◆ **SET TASK**
Reproduce every line of the material below verbatim, keeping each character and the line order unchanged.

◆ **RECORDS PROVIDED**
═══

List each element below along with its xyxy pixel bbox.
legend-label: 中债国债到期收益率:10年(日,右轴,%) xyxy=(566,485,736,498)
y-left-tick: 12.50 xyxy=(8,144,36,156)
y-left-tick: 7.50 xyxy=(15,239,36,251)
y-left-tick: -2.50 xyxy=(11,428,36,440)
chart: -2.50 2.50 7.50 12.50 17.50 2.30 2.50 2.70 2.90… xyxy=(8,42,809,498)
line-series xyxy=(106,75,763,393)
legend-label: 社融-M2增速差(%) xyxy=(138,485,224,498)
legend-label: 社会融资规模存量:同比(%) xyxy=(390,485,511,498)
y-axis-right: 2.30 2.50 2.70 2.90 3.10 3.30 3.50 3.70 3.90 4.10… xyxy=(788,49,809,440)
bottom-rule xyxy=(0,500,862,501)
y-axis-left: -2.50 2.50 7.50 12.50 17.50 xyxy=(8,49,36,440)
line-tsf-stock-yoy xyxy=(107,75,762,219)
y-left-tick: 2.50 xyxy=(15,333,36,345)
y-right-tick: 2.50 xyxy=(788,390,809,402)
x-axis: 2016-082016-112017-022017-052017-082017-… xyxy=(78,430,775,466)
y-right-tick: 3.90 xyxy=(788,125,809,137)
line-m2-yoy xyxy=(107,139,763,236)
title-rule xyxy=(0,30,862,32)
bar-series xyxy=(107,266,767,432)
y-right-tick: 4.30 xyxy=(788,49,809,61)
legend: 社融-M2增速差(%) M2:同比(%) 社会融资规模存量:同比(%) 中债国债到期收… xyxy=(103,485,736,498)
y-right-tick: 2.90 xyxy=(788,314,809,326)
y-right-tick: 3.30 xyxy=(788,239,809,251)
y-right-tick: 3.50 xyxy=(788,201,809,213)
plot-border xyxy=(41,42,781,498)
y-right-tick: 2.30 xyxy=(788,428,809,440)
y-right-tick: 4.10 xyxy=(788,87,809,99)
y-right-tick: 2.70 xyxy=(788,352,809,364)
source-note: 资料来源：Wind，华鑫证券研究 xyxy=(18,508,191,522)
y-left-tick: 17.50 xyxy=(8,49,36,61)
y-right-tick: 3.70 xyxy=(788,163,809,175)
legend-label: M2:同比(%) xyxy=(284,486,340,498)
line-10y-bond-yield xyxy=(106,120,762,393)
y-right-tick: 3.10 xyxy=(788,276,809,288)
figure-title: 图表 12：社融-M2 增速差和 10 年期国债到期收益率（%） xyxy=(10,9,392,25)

═══

◆ **WRITTEN ANSWER**
List each element below along with its xyxy pixel bbox.
legend-label: 中债国债到期收益率:10年(日,右轴,%) xyxy=(566,485,736,498)
y-left-tick: 12.50 xyxy=(8,144,36,156)
y-left-tick: 7.50 xyxy=(15,239,36,251)
y-left-tick: -2.50 xyxy=(11,428,36,440)
chart: -2.50 2.50 7.50 12.50 17.50 2.30 2.50 2.70 2.90… xyxy=(8,42,809,498)
line-series xyxy=(106,75,763,393)
legend-label: 社融-M2增速差(%) xyxy=(138,485,224,498)
legend-label: 社会融资规模存量:同比(%) xyxy=(390,485,511,498)
y-axis-right: 2.30 2.50 2.70 2.90 3.10 3.30 3.50 3.70 3.90 4.10… xyxy=(788,49,809,440)
bottom-rule xyxy=(0,500,862,501)
y-axis-left: -2.50 2.50 7.50 12.50 17.50 xyxy=(8,49,36,440)
line-tsf-stock-yoy xyxy=(107,75,762,219)
y-left-tick: 2.50 xyxy=(15,333,36,345)
y-right-tick: 2.50 xyxy=(788,390,809,402)
x-axis: 2016-082016-112017-022017-052017-082017-… xyxy=(78,430,775,466)
y-right-tick: 3.90 xyxy=(788,125,809,137)
line-m2-yoy xyxy=(107,139,763,236)
title-rule xyxy=(0,30,862,32)
bar-series xyxy=(107,266,767,432)
y-right-tick: 4.30 xyxy=(788,49,809,61)
legend: 社融-M2增速差(%) M2:同比(%) 社会融资规模存量:同比(%) 中债国债到期收… xyxy=(103,485,736,498)
y-right-tick: 2.90 xyxy=(788,314,809,326)
y-right-tick: 3.30 xyxy=(788,239,809,251)
y-right-tick: 3.50 xyxy=(788,201,809,213)
plot-border xyxy=(41,42,781,498)
y-right-tick: 2.30 xyxy=(788,428,809,440)
y-right-tick: 4.10 xyxy=(788,87,809,99)
y-right-tick: 2.70 xyxy=(788,352,809,364)
source-note: 资料来源：Wind，华鑫证券研究 xyxy=(18,508,191,522)
y-left-tick: 17.50 xyxy=(8,49,36,61)
y-right-tick: 3.70 xyxy=(788,163,809,175)
legend-label: M2:同比(%) xyxy=(284,486,340,498)
line-10y-bond-yield xyxy=(106,120,762,393)
y-right-tick: 3.10 xyxy=(788,276,809,288)
figure-title: 图表 12：社融-M2 增速差和 10 年期国债到期收益率（%） xyxy=(10,9,392,25)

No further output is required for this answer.